*What you need to do:* Print every line of the material below word for word, leaving out the lines that stand for pictures.

*Supplied records:*
====================

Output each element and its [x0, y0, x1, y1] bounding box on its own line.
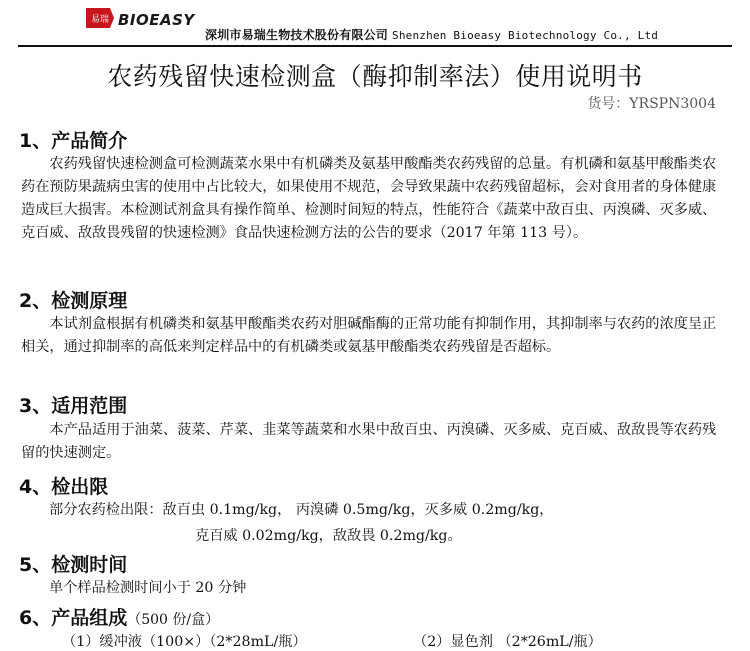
section-body-scope: 本产品适用于油菜、菠菜、芹菜、韭菜等蔬菜和水果中敌百虫、丙溴磷、灭多威、克百威、敌敌畏等农药残留的快速测定。 [21, 422, 717, 461]
section-heading-principle: 2、检测原理 [19, 290, 128, 312]
detection-limit-line-1: 部分农药检出限：敌百虫 0.1mg/kg， 丙溴磷 0.5mg/kg，灭多威 0.2mg/kg， [49, 502, 554, 518]
section-heading-scope: 3、适用范围 [19, 395, 128, 417]
section-body-principle: 本试剂盒根据有机磷类和氨基甲酸酯类农药对胆碱酯酶的正常功能有抑制作用，其抑制率与农药的浓度呈正相关，通过抑制率的高低来判定样品中的有机磷类或氨基甲酸酯类农药残留是否超标。 [21, 316, 717, 355]
detection-limit-line-2: 克百威 0.02mg/kg，敌敌畏 0.2mg/kg。 [195, 528, 462, 544]
logo-wordmark: BIOEASY [118, 11, 195, 29]
product-code: 货号：YRSPN3004 [587, 96, 716, 112]
document-title: 农药残留快速检测盒（酶抑制率法）使用说明书 [107, 62, 643, 91]
section-heading-composition [19, 603, 219, 630]
document-header [0, 0, 750, 46]
company-name-cn: 深圳市易瑞生物技术股份有限公司 [205, 28, 389, 42]
composition-item-buffer: （1）缓冲液（100×）（2*28mL/瓶） [62, 634, 307, 650]
header-divider [18, 45, 732, 47]
section-heading-detection-time: 5、检测时间 [19, 554, 128, 576]
section-body-introduction: 农药残留快速检测盒可检测蔬菜水果中有机磷类及氨基甲酸酯类农药残留的总量。有机磷和氨基甲酸酯类农药在预防果蔬病虫害的使用中占比较大，如果使用不规范，会导致果蔬中农药残留超标，会对食用者的身体健康造成巨大损害。本检测试剂盒具有操作简单、检测时间短的特点，性能符合《蔬菜中敌百虫、丙溴磷、灭多威、克百威、敌敌畏残留的快速检测》食品快速检测方法的公告的要求（2017 年第 113 号）。 [21, 156, 717, 241]
detection-time-text: 单个样品检测时间小于 20 分钟 [49, 580, 247, 596]
section-heading-introduction: 1、产品简介 [19, 130, 128, 152]
composition-heading-text: 6、产品组成 [19, 607, 128, 629]
company-name [205, 26, 658, 43]
bioeasy-logo [84, 5, 202, 31]
section-heading-detection-limit: 4、检出限 [19, 476, 109, 498]
composition-heading-note: （500 份/盒） [127, 612, 220, 628]
company-name-en: Shenzhen Bioeasy Biotechnology Co., Ltd [392, 29, 659, 42]
composition-item-chromogen: （2）显色剂 （2*26mL/瓶） [413, 634, 602, 650]
logo-badge-text: 易瑞 [91, 15, 110, 25]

====================

*Exercise solution:*
Output each element and its [x0, y0, x1, y1] bounding box on its own line.
section-body-scope: 本产品适用于油菜、菠菜、芹菜、韭菜等蔬菜和水果中敌百虫、丙溴磷、灭多威、克百威、敌敌畏等农药残留的快速测定。 [21, 422, 717, 461]
section-heading-principle: 2、检测原理 [19, 290, 128, 312]
detection-limit-line-1: 部分农药检出限：敌百虫 0.1mg/kg， 丙溴磷 0.5mg/kg，灭多威 0.2mg/kg， [49, 502, 554, 518]
section-heading-scope: 3、适用范围 [19, 395, 128, 417]
section-body-principle: 本试剂盒根据有机磷类和氨基甲酸酯类农药对胆碱酯酶的正常功能有抑制作用，其抑制率与农药的浓度呈正相关，通过抑制率的高低来判定样品中的有机磷类或氨基甲酸酯类农药残留是否超标。 [21, 316, 717, 355]
detection-limit-line-2: 克百威 0.02mg/kg，敌敌畏 0.2mg/kg。 [195, 528, 462, 544]
logo-wordmark: BIOEASY [118, 11, 195, 29]
product-code: 货号：YRSPN3004 [587, 96, 716, 112]
document-title: 农药残留快速检测盒（酶抑制率法）使用说明书 [107, 62, 643, 91]
section-heading-composition [19, 603, 219, 630]
document-header [0, 0, 750, 46]
company-name-cn: 深圳市易瑞生物技术股份有限公司 [205, 28, 389, 42]
composition-item-buffer: （1）缓冲液（100×）（2*28mL/瓶） [62, 634, 307, 650]
header-divider [18, 45, 732, 47]
section-heading-detection-time: 5、检测时间 [19, 554, 128, 576]
section-body-introduction: 农药残留快速检测盒可检测蔬菜水果中有机磷类及氨基甲酸酯类农药残留的总量。有机磷和氨基甲酸酯类农药在预防果蔬病虫害的使用中占比较大，如果使用不规范，会导致果蔬中农药残留超标，会对食用者的身体健康造成巨大损害。本检测试剂盒具有操作简单、检测时间短的特点，性能符合《蔬菜中敌百虫、丙溴磷、灭多威、克百威、敌敌畏残留的快速检测》食品快速检测方法的公告的要求（2017 年第 113 号）。 [21, 156, 717, 241]
detection-time-text: 单个样品检测时间小于 20 分钟 [49, 580, 247, 596]
section-heading-introduction: 1、产品简介 [19, 130, 128, 152]
composition-heading-text: 6、产品组成 [19, 607, 128, 629]
company-name [205, 26, 658, 43]
bioeasy-logo [84, 5, 202, 31]
section-heading-detection-limit: 4、检出限 [19, 476, 109, 498]
composition-heading-note: （500 份/盒） [127, 612, 220, 628]
company-name-en: Shenzhen Bioeasy Biotechnology Co., Ltd [392, 29, 659, 42]
composition-item-chromogen: （2）显色剂 （2*26mL/瓶） [413, 634, 602, 650]
logo-badge-text: 易瑞 [91, 15, 110, 25]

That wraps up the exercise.